Data in this exercise ->
....

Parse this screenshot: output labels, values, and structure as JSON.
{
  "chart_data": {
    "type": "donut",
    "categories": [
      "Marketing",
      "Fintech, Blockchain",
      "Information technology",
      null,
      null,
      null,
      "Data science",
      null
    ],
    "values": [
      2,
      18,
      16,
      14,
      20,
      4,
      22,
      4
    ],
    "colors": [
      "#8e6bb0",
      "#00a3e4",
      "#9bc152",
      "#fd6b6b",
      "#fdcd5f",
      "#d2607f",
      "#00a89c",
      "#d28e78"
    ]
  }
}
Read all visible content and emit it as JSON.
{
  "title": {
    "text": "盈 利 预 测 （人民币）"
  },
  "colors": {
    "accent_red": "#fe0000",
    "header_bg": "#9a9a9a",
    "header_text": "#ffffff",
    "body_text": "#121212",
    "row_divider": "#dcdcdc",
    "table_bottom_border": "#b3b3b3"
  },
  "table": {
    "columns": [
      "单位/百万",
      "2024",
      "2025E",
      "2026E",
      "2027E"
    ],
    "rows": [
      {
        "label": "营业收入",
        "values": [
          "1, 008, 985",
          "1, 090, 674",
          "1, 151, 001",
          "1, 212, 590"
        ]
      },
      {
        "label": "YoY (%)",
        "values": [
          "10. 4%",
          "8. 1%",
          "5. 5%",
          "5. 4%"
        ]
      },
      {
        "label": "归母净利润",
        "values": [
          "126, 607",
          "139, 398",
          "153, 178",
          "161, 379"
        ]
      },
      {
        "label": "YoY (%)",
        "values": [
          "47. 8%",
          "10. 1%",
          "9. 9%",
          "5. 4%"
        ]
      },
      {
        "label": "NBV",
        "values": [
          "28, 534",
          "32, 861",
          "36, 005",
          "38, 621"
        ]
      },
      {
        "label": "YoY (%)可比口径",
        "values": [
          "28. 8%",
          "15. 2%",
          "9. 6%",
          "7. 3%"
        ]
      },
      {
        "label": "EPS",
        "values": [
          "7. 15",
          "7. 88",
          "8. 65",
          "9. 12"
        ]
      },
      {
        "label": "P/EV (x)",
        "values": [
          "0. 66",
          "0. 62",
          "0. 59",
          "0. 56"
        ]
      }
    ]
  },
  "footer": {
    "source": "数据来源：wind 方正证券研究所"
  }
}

....

Given task ->
Using the listing above, say how many of its lines contain the string "JSON", giving nothing but the figure.

Full output ->
2